-------- AVAILABLE RECORDS

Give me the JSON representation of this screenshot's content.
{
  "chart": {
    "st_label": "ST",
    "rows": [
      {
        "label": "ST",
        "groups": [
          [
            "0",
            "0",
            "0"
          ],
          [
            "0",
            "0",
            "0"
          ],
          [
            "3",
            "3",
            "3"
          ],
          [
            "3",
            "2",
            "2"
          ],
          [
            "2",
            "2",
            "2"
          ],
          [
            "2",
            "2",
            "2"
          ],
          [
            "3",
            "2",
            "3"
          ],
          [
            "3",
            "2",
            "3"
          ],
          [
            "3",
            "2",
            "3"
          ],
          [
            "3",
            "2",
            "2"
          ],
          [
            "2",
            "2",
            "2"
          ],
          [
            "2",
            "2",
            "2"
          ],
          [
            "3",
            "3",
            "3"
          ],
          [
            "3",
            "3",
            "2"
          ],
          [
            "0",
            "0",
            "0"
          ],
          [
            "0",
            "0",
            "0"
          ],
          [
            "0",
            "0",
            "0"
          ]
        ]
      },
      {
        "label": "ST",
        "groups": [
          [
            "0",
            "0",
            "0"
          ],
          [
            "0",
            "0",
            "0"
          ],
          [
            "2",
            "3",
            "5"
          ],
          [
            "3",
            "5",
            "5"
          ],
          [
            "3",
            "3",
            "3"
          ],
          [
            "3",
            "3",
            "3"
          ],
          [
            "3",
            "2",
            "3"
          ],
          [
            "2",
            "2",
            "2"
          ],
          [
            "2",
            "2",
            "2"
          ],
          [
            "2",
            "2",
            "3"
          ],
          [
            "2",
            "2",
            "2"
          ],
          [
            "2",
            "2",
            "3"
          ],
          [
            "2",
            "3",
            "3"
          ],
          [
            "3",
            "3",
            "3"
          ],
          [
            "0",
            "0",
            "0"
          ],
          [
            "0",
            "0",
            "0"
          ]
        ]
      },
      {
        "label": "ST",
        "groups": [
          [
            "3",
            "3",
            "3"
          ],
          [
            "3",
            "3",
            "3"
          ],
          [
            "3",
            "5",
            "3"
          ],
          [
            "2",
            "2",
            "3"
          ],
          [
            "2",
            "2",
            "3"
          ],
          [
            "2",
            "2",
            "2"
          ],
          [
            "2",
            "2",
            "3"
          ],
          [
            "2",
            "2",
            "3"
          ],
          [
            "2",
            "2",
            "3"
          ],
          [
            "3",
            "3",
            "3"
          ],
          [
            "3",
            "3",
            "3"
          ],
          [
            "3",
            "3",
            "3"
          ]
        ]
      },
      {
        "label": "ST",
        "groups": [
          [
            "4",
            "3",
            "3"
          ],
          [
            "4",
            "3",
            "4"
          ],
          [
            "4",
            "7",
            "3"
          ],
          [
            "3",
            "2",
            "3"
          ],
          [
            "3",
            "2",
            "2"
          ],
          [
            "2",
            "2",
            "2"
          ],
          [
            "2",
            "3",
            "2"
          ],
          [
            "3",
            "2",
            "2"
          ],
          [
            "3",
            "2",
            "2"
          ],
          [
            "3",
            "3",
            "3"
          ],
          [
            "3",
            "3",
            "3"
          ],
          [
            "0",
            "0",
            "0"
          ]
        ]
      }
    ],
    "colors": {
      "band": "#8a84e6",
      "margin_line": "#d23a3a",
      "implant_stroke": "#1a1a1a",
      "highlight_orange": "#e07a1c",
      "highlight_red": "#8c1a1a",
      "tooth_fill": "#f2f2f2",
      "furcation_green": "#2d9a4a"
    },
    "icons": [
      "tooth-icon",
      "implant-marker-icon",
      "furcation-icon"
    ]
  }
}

----------------

EXERCISE AIM -
Please set down each line of the records exactly as given.

TASK OUTPUT -
Give me the JSON representation of this screenshot's content.
{
  "chart": {
    "st_label": "ST",
    "rows": [
      {
        "label": "ST",
        "groups": [
          [
            "0",
            "0",
            "0"
          ],
          [
            "0",
            "0",
            "0"
          ],
          [
            "3",
            "3",
            "3"
          ],
          [
            "3",
            "2",
            "2"
          ],
          [
            "2",
            "2",
            "2"
          ],
          [
            "2",
            "2",
            "2"
          ],
          [
            "3",
            "2",
            "3"
          ],
          [
            "3",
            "2",
            "3"
          ],
          [
            "3",
            "2",
            "3"
          ],
          [
            "3",
            "2",
            "2"
          ],
          [
            "2",
            "2",
            "2"
          ],
          [
            "2",
            "2",
            "2"
          ],
          [
            "3",
            "3",
            "3"
          ],
          [
            "3",
            "3",
            "2"
          ],
          [
            "0",
            "0",
            "0"
          ],
          [
            "0",
            "0",
            "0"
          ],
          [
            "0",
            "0",
            "0"
          ]
        ]
      },
      {
        "label": "ST",
        "groups": [
          [
            "0",
            "0",
            "0"
          ],
          [
            "0",
            "0",
            "0"
          ],
          [
            "2",
            "3",
            "5"
          ],
          [
            "3",
            "5",
            "5"
          ],
          [
            "3",
            "3",
            "3"
          ],
          [
            "3",
            "3",
            "3"
          ],
          [
            "3",
            "2",
            "3"
          ],
          [
            "2",
            "2",
            "2"
          ],
          [
            "2",
            "2",
            "2"
          ],
          [
            "2",
            "2",
            "3"
          ],
          [
            "2",
            "2",
            "2"
          ],
          [
            "2",
            "2",
            "3"
          ],
          [
            "2",
            "3",
            "3"
          ],
          [
            "3",
            "3",
            "3"
          ],
          [
            "0",
            "0",
            "0"
          ],
          [
            "0",
            "0",
            "0"
          ]
        ]
      },
      {
        "label": "ST",
        "groups": [
          [
            "3",
            "3",
            "3"
          ],
          [
            "3",
            "3",
            "3"
          ],
          [
            "3",
            "5",
            "3"
          ],
          [
            "2",
            "2",
            "3"
          ],
          [
            "2",
            "2",
            "3"
          ],
          [
            "2",
            "2",
            "2"
          ],
          [
            "2",
            "2",
            "3"
          ],
          [
            "2",
            "2",
            "3"
          ],
          [
            "2",
            "2",
            "3"
          ],
          [
            "3",
            "3",
            "3"
          ],
          [
            "3",
            "3",
            "3"
          ],
          [
            "3",
            "3",
            "3"
          ]
        ]
      },
      {
        "label": "ST",
        "groups": [
          [
            "4",
            "3",
            "3"
          ],
          [
            "4",
            "3",
            "4"
          ],
          [
            "4",
            "7",
            "3"
          ],
          [
            "3",
            "2",
            "3"
          ],
          [
            "3",
            "2",
            "2"
          ],
          [
            "2",
            "2",
            "2"
          ],
          [
            "2",
            "3",
            "2"
          ],
          [
            "3",
            "2",
            "2"
          ],
          [
            "3",
            "2",
            "2"
          ],
          [
            "3",
            "3",
            "3"
          ],
          [
            "3",
            "3",
            "3"
          ],
          [
            "0",
            "0",
            "0"
          ]
        ]
      }
    ],
    "colors": {
      "band": "#8a84e6",
      "margin_line": "#d23a3a",
      "implant_stroke": "#1a1a1a",
      "highlight_orange": "#e07a1c",
      "highlight_red": "#8c1a1a",
      "tooth_fill": "#f2f2f2",
      "furcation_green": "#2d9a4a"
    },
    "icons": [
      "tooth-icon",
      "implant-marker-icon",
      "furcation-icon"
    ]
  }
}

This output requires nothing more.